GIVEN EXERCISE: Restate the part of the documentation excerpt that begins with the words "- name: str = 'bounding" and ends with "in the center.", swapping "bounding box" for "bounding rectangle" wherever it appears.

GIVEN PASSAGE:
Example of usage for document_type=”article” with the example of link on the bibliography_item
LineWithMeta
.LineWithMeta:
LineWithMeta( # the line with the reference annotation line="As for the PRF, we use the tree-based construction from Goldreich, Goldwasser and Micali [18]", metadata=LineMetadata(page_id=0, line_id=32), annotations=[ReferenceAnnotation(start=90, end=92, value="97cfac39-f0e3-11ee-b81c-b88584b4e4a1"), ...] )
other LineWithMeta:
LineWithMeta( # The line referenced by the previous one line="some your text (can be empty)", metadata=LineMetadata( page_id=10, line_id=189, tag_hierarchy_level=HierarchyLevel(level1=2, level2=0, paragraph_type="bibliography_item")), uid="97cfac39-f0e3-11ee-b81c-b88584b4e4a1" ), annotations=[] )
- name: str = 'reference'
- class dedoc.data_structures.BBoxAnnotation(start: int, end: int, value: BBox, page_width: int, page_height: int)[source]
Bases:
Annotation
Coordinates of the line’s bounding box (in relative coordinates) - for pdf documents.
- name: str = 'bounding box'
- __init__(start: int, end: int, value: BBox, page_width: int, page_height: int) None [source]
- Parameters:
start – start of the annotated text (usually zero)
end – end of the annotated text (usually end of the line)
value – bounding box where line is located
page_width – width of original image with this bbox
page_height – height of original image with this bbox
- class dedoc.data_structures.AlignmentAnnotation(start: int, end: int, value: str)[source]
Bases:
Annotation
This annotation defines the alignment of the entire line in the document: left, right, to the both sides of the page or in the center.
- name: str = 'alignment'
- class dedoc.data_structures.IndentationAnnotation(start: int, end: int, value: str)[source]
Bases:
Annotation
This annotation contains the indentation of the entire line in twentieths of a point (1/1440 of an inch). These units of measurement are taken from the standard Office Open XML File Formats.
- name: str = 'indentation'
- class dedoc.data_structures.SpacingAnnotation(start: int, end: int, value: str)[source]
Bases:
Annotation
This annotation contains spacing between the current line and the previous one. It’s measured in twentieths of a point or one hundredths of a line according to the standard Office Open XML File Formats.
- name: str = 'spacing'
- class dedoc.data_structures.BoldAnnotation(start: int, end: int, value: str)[source]
Bases:
Annotation
Boldness of some text inside the line.
- name: str = 'bold'
- class dedoc.data_structures.ItalicAnnotation(start: int, end: int, value: str)[source]
Bases:
Annotation
Text written in italic inside the line.
- name: str = 'italic'
- class dedoc.data_structures.UnderlinedAnnotation(start: int, end: int, value: str)[source]
Bases:
Annotation
Underlined text inside the line.
- name: str = 'underlined'
- class dedoc.data_structures.StrikeAnnotation(start: int, end: int, value: str)[source]
Bases:
Annotation
Strikethrough of some text inside the line.
- name: str = 'strike'
- class dedoc.data_structures.SubscriptAnnotation(start: int, end: int, value: str)[source]
Bases:
Annotation
Subscript text inside the line.
- name: str = 'subscript'
- class dedoc.data_structures.SuperscriptAnnotation(start: int, end: int, value: str)[source]
Bases:
Annotation
Superscript text inside the line.

DATASET:
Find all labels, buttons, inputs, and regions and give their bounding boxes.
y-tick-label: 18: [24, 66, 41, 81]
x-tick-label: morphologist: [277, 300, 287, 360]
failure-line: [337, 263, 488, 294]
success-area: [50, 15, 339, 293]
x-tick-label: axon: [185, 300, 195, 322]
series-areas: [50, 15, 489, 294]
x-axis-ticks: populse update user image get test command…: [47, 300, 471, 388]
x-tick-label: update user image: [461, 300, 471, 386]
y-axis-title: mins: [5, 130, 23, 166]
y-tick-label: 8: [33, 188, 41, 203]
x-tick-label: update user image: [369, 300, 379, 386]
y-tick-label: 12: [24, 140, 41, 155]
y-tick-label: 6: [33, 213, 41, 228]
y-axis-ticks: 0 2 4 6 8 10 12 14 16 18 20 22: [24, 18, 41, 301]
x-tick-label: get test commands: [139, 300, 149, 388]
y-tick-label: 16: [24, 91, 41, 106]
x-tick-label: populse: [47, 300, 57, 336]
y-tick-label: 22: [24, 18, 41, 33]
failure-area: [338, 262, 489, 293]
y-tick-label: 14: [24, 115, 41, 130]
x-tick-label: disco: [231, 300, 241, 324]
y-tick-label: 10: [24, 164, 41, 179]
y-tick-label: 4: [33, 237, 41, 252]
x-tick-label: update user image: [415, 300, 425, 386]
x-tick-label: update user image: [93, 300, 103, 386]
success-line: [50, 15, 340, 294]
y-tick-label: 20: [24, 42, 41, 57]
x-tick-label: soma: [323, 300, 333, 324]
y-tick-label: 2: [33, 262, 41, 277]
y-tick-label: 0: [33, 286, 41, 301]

RESPONSE:
- name: str = 'bounding rectangle'
- __init__(start: int, end: int, value: BBox, page_width: int, page_height: int) None [source]
- Parameters:
start – start of the annotated text (usually zero)
end – end of the annotated text (usually end of the line)
value – bounding rectangle where line is located
page_width – width of original image with this bbox
page_height – height of original image with this bbox
- class dedoc.data_structures.AlignmentAnnotation(start: int, end: int, value: str)[source]
Bases:
Annotation
This annotation defines the alignment of the entire line in the document: left, right, to the both sides of the page or in the center.